### What you need to do
Repeat each record exactly as written, and drop any images.

### Data provided
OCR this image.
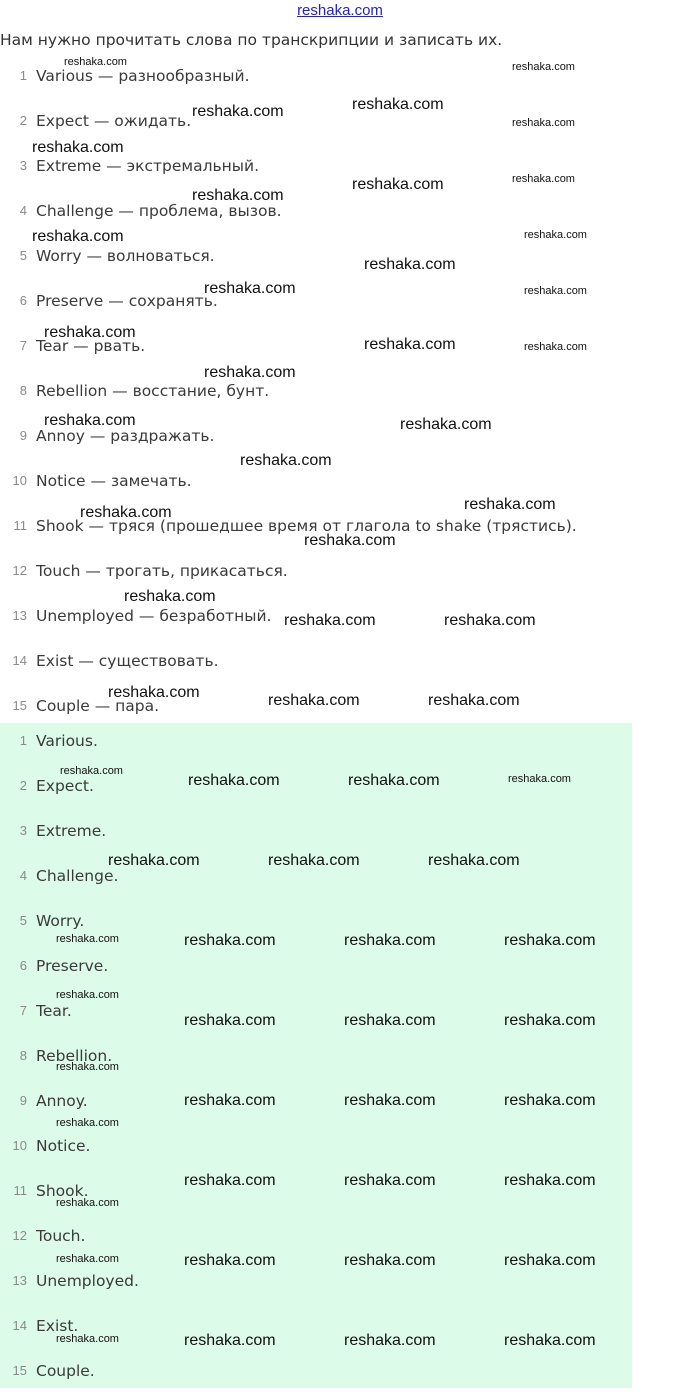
reshaka.com
Нам нужно прочитать слова по транскрипции и записать их.
1 Various — разнообразный.
2 Expect — ожидать.
3 Extreme — экстремальный.
4 Challenge — проблема, вызов.
5 Worry — волноваться.
6 Preserve — сохранять.
7 Tear — рвать.
8 Rebellion — восстание, бунт.
9 Annoy — раздражать.
10 Notice — замечать.
11 Shook — тряся (прошедшее время от глагола to shake (трястись).
12 Touch — трогать, прикасаться.
13 Unemployed — безработный.
14 Exist — существовать.
15 Couple — пара.
1 Various.
2 Expect.
3 Extreme.
4 Challenge.
5 Worry.
6 Preserve.
7 Tear.
8 Rebellion.
9 Annoy.
10 Notice.
11 Shook.
12 Touch.
13 Unemployed.
14 Exist.
15 Couple.
reshaka.com	reshaka.com
reshaka.com	reshaka.com
reshaka.com
reshaka.com
reshaka.com	reshaka.com
reshaka.com
reshaka.com	reshaka.com
reshaka.com
reshaka.com	reshaka.com
reshaka.com
reshaka.com	reshaka.com
reshaka.com
reshaka.com	reshaka.com
reshaka.com
reshaka.com
reshaka.com
reshaka.com
reshaka.com
reshaka.com	reshaka.com
reshaka.com	reshaka.com	reshaka.com
reshaka.com
reshaka.com	reshaka.com	reshaka.com
reshaka.com	reshaka.com	reshaka.com
reshaka.com	reshaka.com	reshaka.com	reshaka.com
reshaka.com
reshaka.com	reshaka.com	reshaka.com
reshaka.com
reshaka.com	reshaka.com	reshaka.com
reshaka.com
reshaka.com	reshaka.com	reshaka.com
reshaka.com
reshaka.com	reshaka.com	reshaka.com	reshaka.com
reshaka.com	reshaka.com	reshaka.com	reshaka.com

### Solution for this task
OCR this image.
reshaka.com
Нам нужно прочитать слова по транскрипции и записать их.
1 Various — разнообразный.
2 Expect — ожидать.
3 Extreme — экстремальный.
4 Challenge — проблема, вызов.
5 Worry — волноваться.
6 Preserve — сохранять.
7 Tear — рвать.
8 Rebellion — восстание, бунт.
9 Annoy — раздражать.
10 Notice — замечать.
11 Shook — тряся (прошедшее время от глагола to shake (трястись).
12 Touch — трогать, прикасаться.
13 Unemployed — безработный.
14 Exist — существовать.
15 Couple — пара.
1 Various.
2 Expect.
3 Extreme.
4 Challenge.
5 Worry.
6 Preserve.
7 Tear.
8 Rebellion.
9 Annoy.
10 Notice.
11 Shook.
12 Touch.
13 Unemployed.
14 Exist.
15 Couple.
reshaka.com	reshaka.com
reshaka.com	reshaka.com
reshaka.com
reshaka.com
reshaka.com	reshaka.com
reshaka.com
reshaka.com	reshaka.com
reshaka.com
reshaka.com	reshaka.com
reshaka.com
reshaka.com	reshaka.com
reshaka.com
reshaka.com	reshaka.com
reshaka.com
reshaka.com
reshaka.com
reshaka.com
reshaka.com
reshaka.com	reshaka.com
reshaka.com	reshaka.com	reshaka.com
reshaka.com
reshaka.com	reshaka.com	reshaka.com
reshaka.com	reshaka.com	reshaka.com
reshaka.com	reshaka.com	reshaka.com	reshaka.com
reshaka.com
reshaka.com	reshaka.com	reshaka.com
reshaka.com
reshaka.com	reshaka.com	reshaka.com
reshaka.com
reshaka.com	reshaka.com	reshaka.com
reshaka.com
reshaka.com	reshaka.com	reshaka.com	reshaka.com
reshaka.com	reshaka.com	reshaka.com	reshaka.com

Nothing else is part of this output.